- [Data shown]
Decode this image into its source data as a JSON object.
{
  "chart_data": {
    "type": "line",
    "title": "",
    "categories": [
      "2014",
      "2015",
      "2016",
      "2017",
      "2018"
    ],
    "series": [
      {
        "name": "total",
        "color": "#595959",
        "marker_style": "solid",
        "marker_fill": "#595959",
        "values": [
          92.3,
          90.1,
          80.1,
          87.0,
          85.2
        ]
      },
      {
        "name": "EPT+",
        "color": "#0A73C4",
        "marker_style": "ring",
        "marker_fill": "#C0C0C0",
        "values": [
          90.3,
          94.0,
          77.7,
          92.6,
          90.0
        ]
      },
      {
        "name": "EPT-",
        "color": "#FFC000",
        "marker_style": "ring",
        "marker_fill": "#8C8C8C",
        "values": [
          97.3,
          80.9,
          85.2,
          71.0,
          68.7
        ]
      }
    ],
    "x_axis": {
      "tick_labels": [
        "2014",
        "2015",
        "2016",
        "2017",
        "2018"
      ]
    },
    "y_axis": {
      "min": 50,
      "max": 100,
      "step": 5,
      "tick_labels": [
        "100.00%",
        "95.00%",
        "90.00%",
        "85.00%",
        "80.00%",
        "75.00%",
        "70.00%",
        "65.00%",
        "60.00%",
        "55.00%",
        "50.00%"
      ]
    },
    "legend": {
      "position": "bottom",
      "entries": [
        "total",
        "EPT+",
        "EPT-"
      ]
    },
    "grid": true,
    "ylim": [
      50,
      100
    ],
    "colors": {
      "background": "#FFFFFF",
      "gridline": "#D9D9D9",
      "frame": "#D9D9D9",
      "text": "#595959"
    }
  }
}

- [The exercise]
Quote the entire listing above exactly.

- [Finished answer]
Decode this image into its source data as a JSON object.
{
  "chart_data": {
    "type": "line",
    "title": "",
    "categories": [
      "2014",
      "2015",
      "2016",
      "2017",
      "2018"
    ],
    "series": [
      {
        "name": "total",
        "color": "#595959",
        "marker_style": "solid",
        "marker_fill": "#595959",
        "values": [
          92.3,
          90.1,
          80.1,
          87.0,
          85.2
        ]
      },
      {
        "name": "EPT+",
        "color": "#0A73C4",
        "marker_style": "ring",
        "marker_fill": "#C0C0C0",
        "values": [
          90.3,
          94.0,
          77.7,
          92.6,
          90.0
        ]
      },
      {
        "name": "EPT-",
        "color": "#FFC000",
        "marker_style": "ring",
        "marker_fill": "#8C8C8C",
        "values": [
          97.3,
          80.9,
          85.2,
          71.0,
          68.7
        ]
      }
    ],
    "x_axis": {
      "tick_labels": [
        "2014",
        "2015",
        "2016",
        "2017",
        "2018"
      ]
    },
    "y_axis": {
      "min": 50,
      "max": 100,
      "step": 5,
      "tick_labels": [
        "100.00%",
        "95.00%",
        "90.00%",
        "85.00%",
        "80.00%",
        "75.00%",
        "70.00%",
        "65.00%",
        "60.00%",
        "55.00%",
        "50.00%"
      ]
    },
    "legend": {
      "position": "bottom",
      "entries": [
        "total",
        "EPT+",
        "EPT-"
      ]
    },
    "grid": true,
    "ylim": [
      50,
      100
    ],
    "colors": {
      "background": "#FFFFFF",
      "gridline": "#D9D9D9",
      "frame": "#D9D9D9",
      "text": "#595959"
    }
  }
}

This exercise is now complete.